▸ **WORK TO COMPLETE**
All of the material should be reproduced exactly, with pictures left out.

▸ **Dataset listings of figures**
(begin)

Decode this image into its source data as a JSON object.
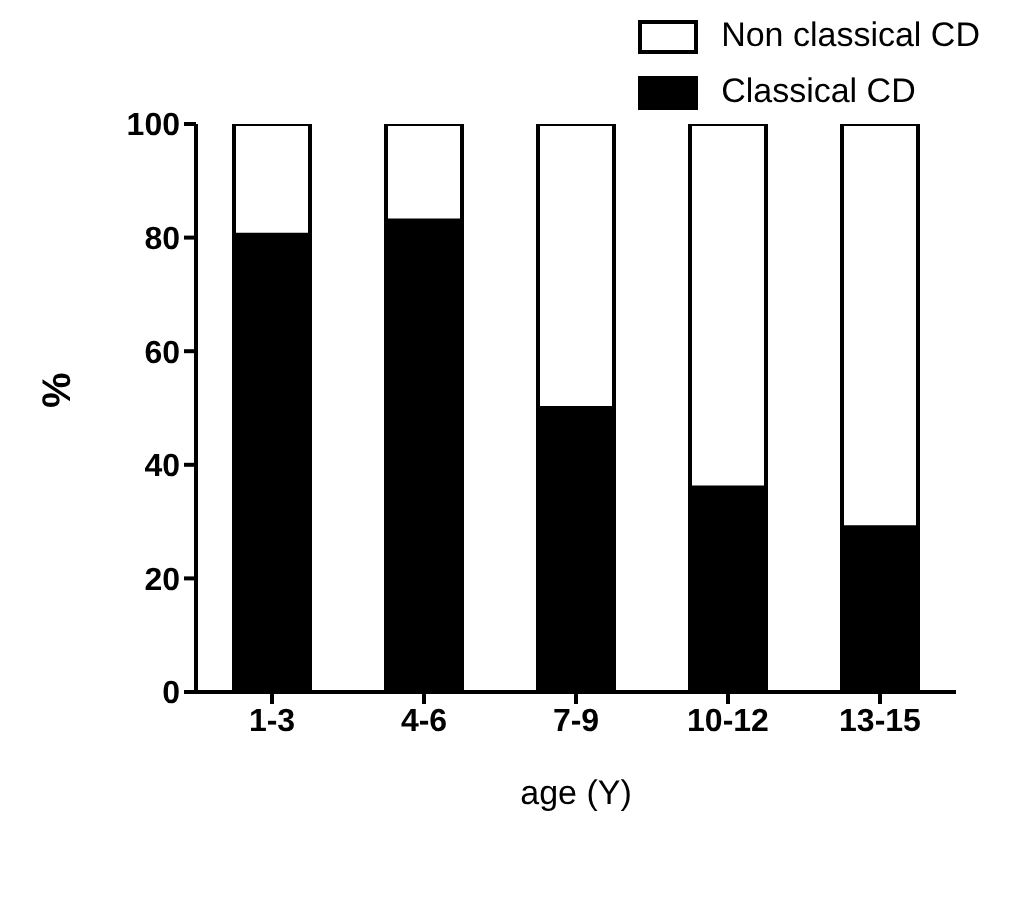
{
  "chart_data": {
    "type": "bar",
    "stacked": true,
    "xlabel": "age (Y)",
    "ylabel": "%",
    "categories": [
      "1-3",
      "4-6",
      "7-9",
      "10-12",
      "13-15"
    ],
    "series": [
      {
        "name": "Classical CD",
        "color": "#000000",
        "values": [
          80.5,
          83,
          50,
          36,
          29
        ]
      },
      {
        "name": "Non classical CD",
        "color": "#ffffff",
        "values": [
          19.5,
          17,
          50,
          64,
          71
        ]
      }
    ],
    "ylim": [
      0,
      100
    ],
    "yticks": [
      0,
      20,
      40,
      60,
      80,
      100
    ],
    "grid": false,
    "legend": "top right"
  }
}
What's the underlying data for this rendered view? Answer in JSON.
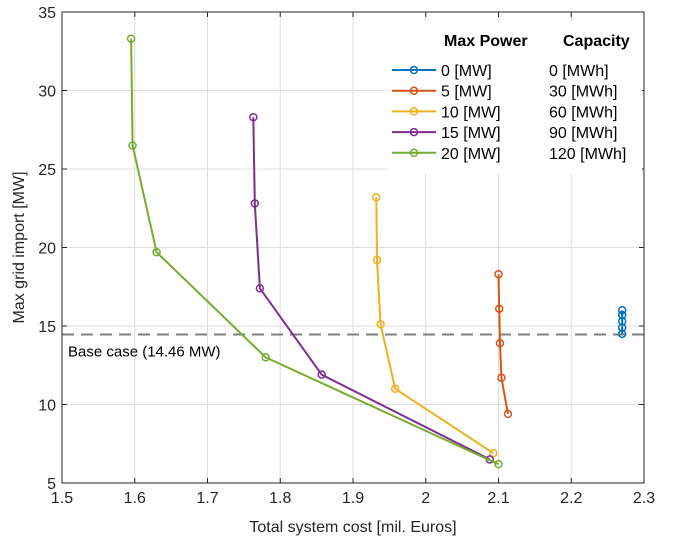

(end)

▸ **RESPONSE TO THIS EXERCISE**
Decode this image into its source data as a JSON object.
{
  "chart_data": {
    "type": "bar",
    "stacked": true,
    "xlabel": "age (Y)",
    "ylabel": "%",
    "categories": [
      "1-3",
      "4-6",
      "7-9",
      "10-12",
      "13-15"
    ],
    "series": [
      {
        "name": "Classical CD",
        "color": "#000000",
        "values": [
          80.5,
          83,
          50,
          36,
          29
        ]
      },
      {
        "name": "Non classical CD",
        "color": "#ffffff",
        "values": [
          19.5,
          17,
          50,
          64,
          71
        ]
      }
    ],
    "ylim": [
      0,
      100
    ],
    "yticks": [
      0,
      20,
      40,
      60,
      80,
      100
    ],
    "grid": false,
    "legend": "top right"
  }
}
What's the underlying data for this rendered view? Answer in JSON.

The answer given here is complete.